▸ **WHAT IS ASKED**: In the entries that follow, how many lines hold the string "niſi"? Give only that number.

[Begin PROVIDED DATA]

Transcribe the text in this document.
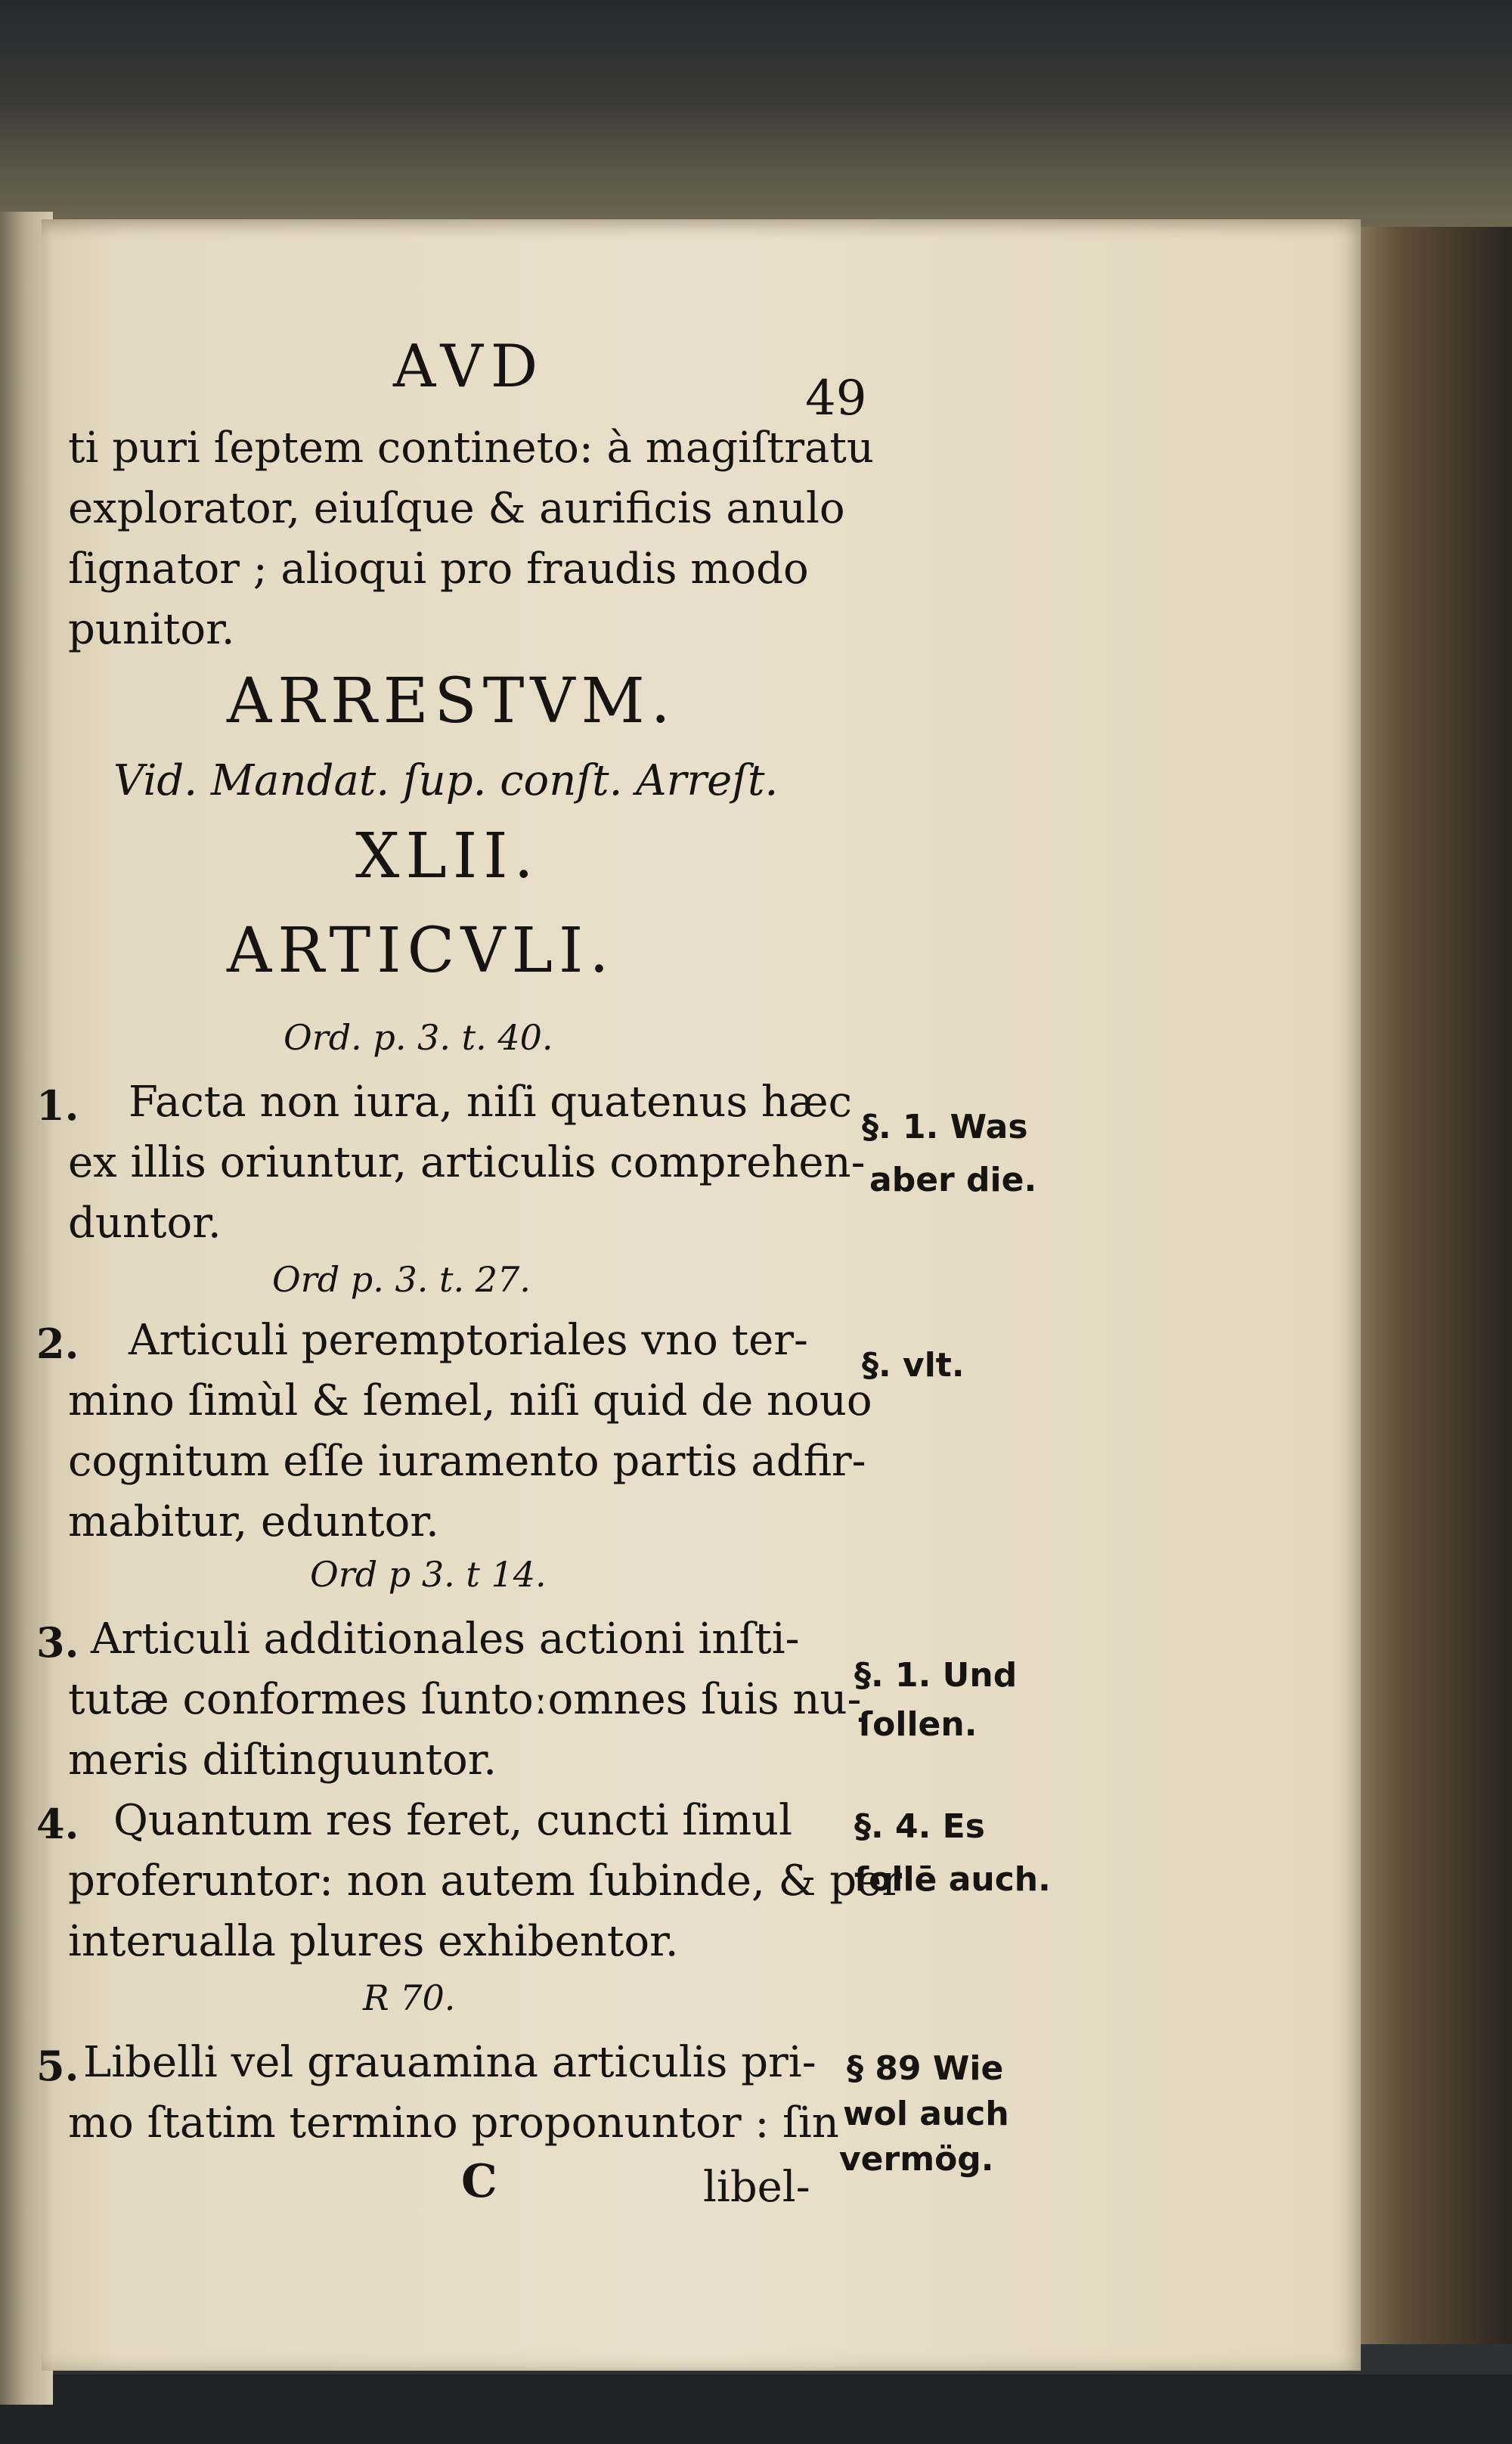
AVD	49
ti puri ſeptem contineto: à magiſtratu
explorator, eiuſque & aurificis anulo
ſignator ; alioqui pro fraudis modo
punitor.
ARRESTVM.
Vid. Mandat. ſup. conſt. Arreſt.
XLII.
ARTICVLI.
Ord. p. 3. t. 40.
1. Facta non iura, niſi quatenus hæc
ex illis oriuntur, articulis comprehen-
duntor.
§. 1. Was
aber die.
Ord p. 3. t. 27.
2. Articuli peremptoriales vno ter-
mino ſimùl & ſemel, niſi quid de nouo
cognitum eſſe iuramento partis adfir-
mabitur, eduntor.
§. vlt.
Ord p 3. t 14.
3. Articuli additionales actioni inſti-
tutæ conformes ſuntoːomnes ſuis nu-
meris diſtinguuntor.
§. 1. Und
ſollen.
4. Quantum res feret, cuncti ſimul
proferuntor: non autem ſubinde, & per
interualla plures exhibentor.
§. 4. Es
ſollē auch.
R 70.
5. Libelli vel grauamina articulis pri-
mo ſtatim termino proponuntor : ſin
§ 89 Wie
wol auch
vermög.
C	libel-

[End PROVIDED DATA]

▸ **TASK RESPONSE**: 2